**PROVIDED INFORMATION**

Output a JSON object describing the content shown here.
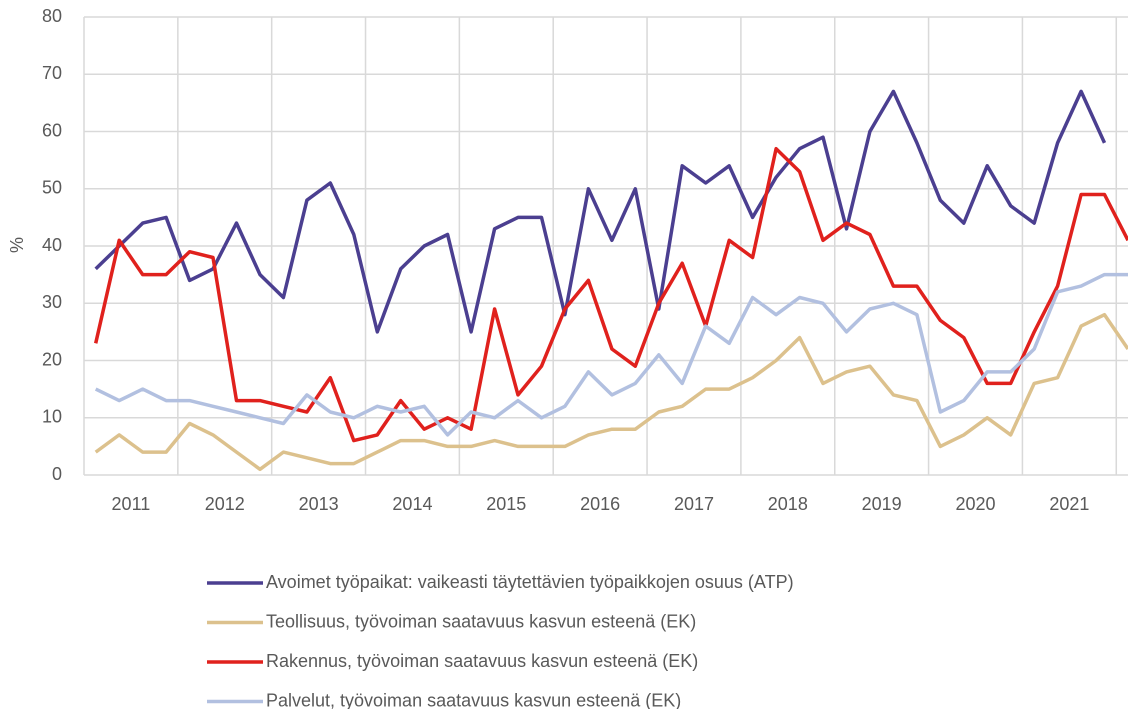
{
  "chart_data": {
    "type": "line",
    "y_label": "%",
    "x": [
      2011.125,
      2011.375,
      2011.625,
      2011.875,
      2012.125,
      2012.375,
      2012.625,
      2012.875,
      2013.125,
      2013.375,
      2013.625,
      2013.875,
      2014.125,
      2014.375,
      2014.625,
      2014.875,
      2015.125,
      2015.375,
      2015.625,
      2015.875,
      2016.125,
      2016.375,
      2016.625,
      2016.875,
      2017.125,
      2017.375,
      2017.625,
      2017.875,
      2018.125,
      2018.375,
      2018.625,
      2018.875,
      2019.125,
      2019.375,
      2019.625,
      2019.875,
      2020.125,
      2020.375,
      2020.625,
      2020.875,
      2021.125,
      2021.375,
      2021.625,
      2021.875,
      2022.125
    ],
    "xlim": [
      2011,
      2022.125
    ],
    "xgrid": [
      2011,
      2012,
      2013,
      2014,
      2015,
      2016,
      2017,
      2018,
      2019,
      2020,
      2021,
      2022
    ],
    "xticks": [
      {
        "value": 2011.5,
        "label": "2011"
      },
      {
        "value": 2012.5,
        "label": "2012"
      },
      {
        "value": 2013.5,
        "label": "2013"
      },
      {
        "value": 2014.5,
        "label": "2014"
      },
      {
        "value": 2015.5,
        "label": "2015"
      },
      {
        "value": 2016.5,
        "label": "2016"
      },
      {
        "value": 2017.5,
        "label": "2017"
      },
      {
        "value": 2018.5,
        "label": "2018"
      },
      {
        "value": 2019.5,
        "label": "2019"
      },
      {
        "value": 2020.5,
        "label": "2020"
      },
      {
        "value": 2021.5,
        "label": "2021"
      }
    ],
    "ylim": [
      0,
      80
    ],
    "yticks": [
      0,
      10,
      20,
      30,
      40,
      50,
      60,
      70,
      80
    ],
    "grid": true,
    "legend": "bottom",
    "series": [
      {
        "name": "Avoimet työpaikat: vaikeasti täytettävien työpaikkojen osuus (ATP)",
        "color": "#4b3f90",
        "values": [
          36,
          40,
          44,
          45,
          34,
          36,
          44,
          35,
          31,
          48,
          51,
          42,
          25,
          36,
          40,
          42,
          25,
          43,
          45,
          45,
          28,
          50,
          41,
          50,
          29,
          54,
          51,
          54,
          45,
          52,
          57,
          59,
          43,
          60,
          67,
          58,
          48,
          44,
          54,
          47,
          44,
          58,
          67,
          58,
          null
        ]
      },
      {
        "name": "Teollisuus, työvoiman saatavuus kasvun esteenä (EK)",
        "color": "#dcc18d",
        "values": [
          4,
          7,
          4,
          4,
          9,
          7,
          4,
          1,
          4,
          3,
          2,
          2,
          4,
          6,
          6,
          5,
          5,
          6,
          5,
          5,
          5,
          7,
          8,
          8,
          11,
          12,
          15,
          15,
          17,
          20,
          24,
          16,
          18,
          19,
          14,
          13,
          5,
          7,
          10,
          7,
          16,
          17,
          26,
          28,
          22
        ]
      },
      {
        "name": "Rakennus, työvoiman saatavuus kasvun esteenä (EK)",
        "color": "#e0211d",
        "values": [
          23,
          41,
          35,
          35,
          39,
          38,
          13,
          13,
          12,
          11,
          17,
          6,
          7,
          13,
          8,
          10,
          8,
          29,
          14,
          19,
          29,
          34,
          22,
          19,
          30,
          37,
          26,
          41,
          38,
          57,
          53,
          41,
          44,
          42,
          33,
          33,
          27,
          24,
          16,
          16,
          25,
          33,
          49,
          49,
          41
        ]
      },
      {
        "name": "Palvelut, työvoiman saatavuus kasvun esteenä (EK)",
        "color": "#b2c0e0",
        "values": [
          15,
          13,
          15,
          13,
          13,
          12,
          11,
          10,
          9,
          14,
          11,
          10,
          12,
          11,
          12,
          7,
          11,
          10,
          13,
          10,
          12,
          18,
          14,
          16,
          21,
          16,
          26,
          23,
          31,
          28,
          31,
          30,
          25,
          29,
          30,
          28,
          11,
          13,
          18,
          18,
          22,
          32,
          33,
          35,
          35
        ]
      }
    ]
  }
}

**REQUIRED WORK**
Search the preceding listing for the word "saatavuus" and pull out every line that holds it.

**CORRECT RESPONSE**
        "name": "Teollisuus, työvoiman saatavuus kasvun esteenä (EK)",
        "name": "Rakennus, työvoiman saatavuus kasvun esteenä (EK)",
        "name": "Palvelut, työvoiman saatavuus kasvun esteenä (EK)",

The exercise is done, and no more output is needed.